*GIVEN EXERCISE*
Every record here needs to be written out again exactly.

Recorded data
........
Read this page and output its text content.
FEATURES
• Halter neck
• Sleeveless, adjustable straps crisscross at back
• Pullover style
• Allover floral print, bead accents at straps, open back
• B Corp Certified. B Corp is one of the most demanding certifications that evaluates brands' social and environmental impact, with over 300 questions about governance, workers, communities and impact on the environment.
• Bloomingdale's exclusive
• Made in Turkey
........
*COMPLETED EXERCISE*
Read this page and output its text content.
FEATURES
• Halter neck
• Sleeveless, adjustable straps crisscross at back
• Pullover style
• Allover floral print, bead accents at straps, open back
• B Corp Certified. B Corp is one of the most demanding certifications that evaluates brands' social and environmental impact, with over 300 questions about governance, workers, communities and impact on the environment.
• Bloomingdale's exclusive
• Made in Turkey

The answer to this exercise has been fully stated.